» Data for this exercise
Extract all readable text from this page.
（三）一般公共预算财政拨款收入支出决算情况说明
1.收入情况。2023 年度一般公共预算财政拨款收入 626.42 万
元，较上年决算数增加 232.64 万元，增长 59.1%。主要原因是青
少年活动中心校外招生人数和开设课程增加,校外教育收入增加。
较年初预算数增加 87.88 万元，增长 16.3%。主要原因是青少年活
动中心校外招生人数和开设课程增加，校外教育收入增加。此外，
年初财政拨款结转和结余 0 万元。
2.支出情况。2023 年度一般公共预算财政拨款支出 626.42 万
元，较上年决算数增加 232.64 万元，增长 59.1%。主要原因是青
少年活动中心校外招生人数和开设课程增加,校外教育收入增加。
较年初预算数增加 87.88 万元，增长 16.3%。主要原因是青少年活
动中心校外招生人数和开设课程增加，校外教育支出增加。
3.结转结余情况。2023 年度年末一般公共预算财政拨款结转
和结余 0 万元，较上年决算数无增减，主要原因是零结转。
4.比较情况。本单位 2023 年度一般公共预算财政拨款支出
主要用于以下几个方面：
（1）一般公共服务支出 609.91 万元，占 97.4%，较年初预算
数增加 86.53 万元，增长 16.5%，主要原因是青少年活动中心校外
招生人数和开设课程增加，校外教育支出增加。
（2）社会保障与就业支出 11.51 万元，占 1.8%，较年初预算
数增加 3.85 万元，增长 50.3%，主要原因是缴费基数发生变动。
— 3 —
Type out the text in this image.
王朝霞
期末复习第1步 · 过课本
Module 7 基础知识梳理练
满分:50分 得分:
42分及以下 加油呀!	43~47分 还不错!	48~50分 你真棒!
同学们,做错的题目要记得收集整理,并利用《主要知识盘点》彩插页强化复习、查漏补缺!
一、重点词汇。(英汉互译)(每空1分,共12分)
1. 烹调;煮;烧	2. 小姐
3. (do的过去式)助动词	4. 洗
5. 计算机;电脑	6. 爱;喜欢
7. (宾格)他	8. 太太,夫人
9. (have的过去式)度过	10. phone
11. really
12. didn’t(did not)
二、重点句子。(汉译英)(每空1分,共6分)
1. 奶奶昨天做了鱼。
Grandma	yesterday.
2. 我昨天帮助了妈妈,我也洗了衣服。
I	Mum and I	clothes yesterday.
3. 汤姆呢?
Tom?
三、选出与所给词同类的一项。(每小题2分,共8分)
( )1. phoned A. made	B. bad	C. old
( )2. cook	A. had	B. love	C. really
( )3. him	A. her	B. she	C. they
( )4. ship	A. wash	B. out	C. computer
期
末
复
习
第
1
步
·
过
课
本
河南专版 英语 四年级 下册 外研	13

» What you need to do
Copy all lines from the entries that contain the word "text".

» Solution to this task
Extract all readable text from this page.
Type out the text in this image.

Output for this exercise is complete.